_Ejercicios_:
a. Reproduce sin cambios el fragmento del texto sobre las universidades públicas argentinas que empieza en las palabras "Como es de conocimiento" y termina después de "de políticas públicas.".
b. Prosigue el texto sobre las universidades públicas argentinas a partir de su última oración.

_Texto de la página_:
○ ○ ○ ○
Bernardo A. Houssay, Función social de la Universidad, 1941.

 

Como es de conocimiento público, la situación de las Universidades Nacionales en Argentina es preocupante. Desde que asumió el gobierno de La Libertad Avanza, hace apenas un poco más de diez meses, el sector no ha dejado de recibir hostigamiento, tanto en lo discursivo como en el plano de la concreción de políticas públicas.

La situación salarial tanto de docentes como de no docentes, muchos de los cuales se encuentran por debajo de la línea de la pobreza, sumado a la escasez de fondos para el funcionamiento de las Casas de Altos Estudios, han puesto a los actores institucionales del sistema (el Consejo Interuniversitario Nacional -CIN-, la Federación Universitaria Argentina -FUA- y las diferentes centrales sindicales) en estado de deliberación y movilización. En este sentido, cabe recordar la realización de dos marchas federales en defensa de la universidad pública, que contaron con amplio acompañamiento de la sociedad. Además, las distintas medidas de fuerza declaradas por las centrales gremiales, fueron complementadas con tomas estudiantiles de Facultades y Colegios preuniversitarios en distintos puntos de país. También se vienen realizando clases públicas en diferentes ciudades, para visibilizar de manera activa el reclamo de la comunidad universitaria.  

En este contexto delicado, nos parece oportuno enfocar tal problema público desde una perspectiva que puede arrojar luz para su cabal comprensión. En este sentido, afirmamos que nos enfrentamos ante un nuevo intento de reforma de la educación universitaria pública pero en el marco más amplio de la reforma del Estado. Asimismo, hay una diferencia por lo pronto de intensidad respecto a lo ocurrido en los años 90’. Durante el gobierno neoliberal de Carlos Menem la política dictada para las universidades estuvo atada a los lineamientos más generales del llamado “Consenso de Washington”. En el contexto de aquella reforma del Estado, se produjo la creación de la Secretaría de Políticas Universitarias (1993) y luego la sanción de Ley de Educación Superior 24.521 (L.E.S, 1995), una medida que fue resistida por los actores del sistema. Como han señalado diferentes especialistas, la matriz burocrática forjada durante el menemismo no ha sido modificada en los aspectos sustanciales por los gobiernos que le siguieron. De hecho, el kirchnerismo llegó a prometer una nueva Ley de Educación Superior, lo cual no se llevó a cabo, más allá de algunas mejoras en cuanto a los fondos para salarios y funcionamiento de las universidades públicas, junto con la creación de las universidades “de cercanía”, un fenómeno que en realidad se originó en los años 90’.
○ ○ ○ ○
_Material_:

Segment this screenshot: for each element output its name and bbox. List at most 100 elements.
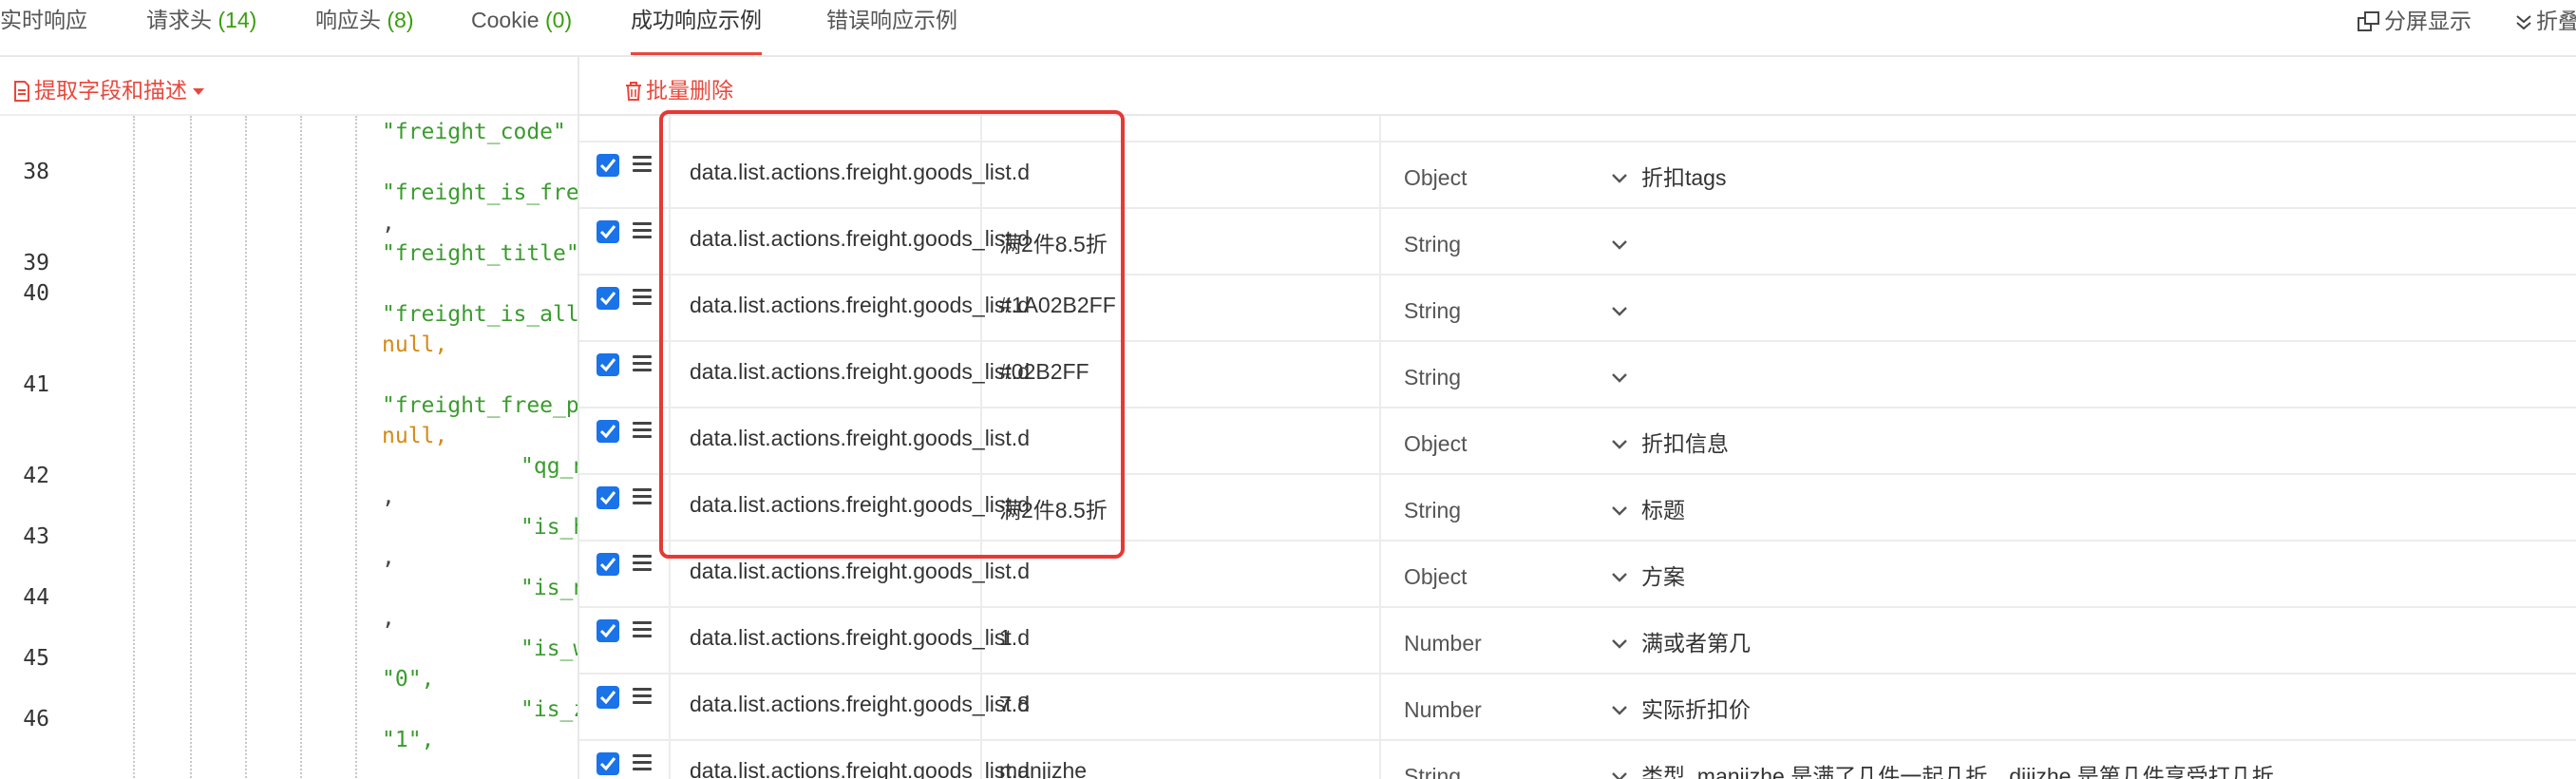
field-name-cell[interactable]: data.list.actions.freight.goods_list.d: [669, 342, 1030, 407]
○ ○ ○ ○
_Resultados del ejercicio_:
a.
Como es de conocimiento público, la situación de las Universidades Nacionales en Argentina es preocupante. Desde que asumió el gobierno de La Libertad Avanza, hace apenas un poco más de diez meses, el sector no ha dejado de recibir hostigamiento, tanto en lo discursivo como en el plano de la concreción de políticas públicas.

b.
Ahora bien, más allá de los altibajos en las políticas para el sector de las Universidades Nacionales, lo cierto es que ni siquiera en el período menemista hubo un discurso de tanta descalificación y vilipendio hacia las Casas de Altos Estudios, como en el gobierno que encabeza el presidente Javier Milei. Como es sabido, su concepción ideológica radicaliza los postulados neoliberales, al punto de proponerse llevar adelante (algo prácticamente inédito en el mundo) una experiencia anarco-capitalista en la cual ya no se propone la reforma del Estado sino su destrucción “desde dentro”, como dijera llamativamente el primer mandatario. De ahí entonces la diferencia de intensidad que observamos, pues se parte de un supuesto distinto: el Estado, según se esgrime sin tapujos, es visto como una asociación ilícita que oprime a los individuos en su “vida, libertad y propiedad”, según el credo libertario. Ante tal premisa, desde el Gobierno se llega a concluir que todo lo público es malo per se y lo privado debe ser alentado, haciendo oídos sordos a que las democracias avanzadas funcionan con esquemas mixtos de cooperación entre lo público y lo privado.   

En tal dogmatismo se muestra además una gran ignorancia respecto no sólo a la historia del sector (sus “gestas”, como la Reforma de 1918, bajo el gobierno de Hipólito Yrigoyen, o la gratuidad de la enseñanza universitaria desde 1949, bajo el gobierno de Juan Domingo Perón, o los cinco argentinos galardonados con el Premio Nobel, todos ellos egresados de la universidad pública), sino también en cuanto a su funcionamiento (una arraigada cultura institucional de evaluación externa y de autoevaluación, dispuestas a través de la L.E.S.) y, más aún, sus implicancias sociales (en tanto espacio privilegiado para la movilidad social ascendente y los servicios a la comunidad) y económicas (al contribuir al desarrollo científico y tecnológico del país, cuya matriz productiva se nutre en gran medida del conocimiento generado en las Universidades Nacionales).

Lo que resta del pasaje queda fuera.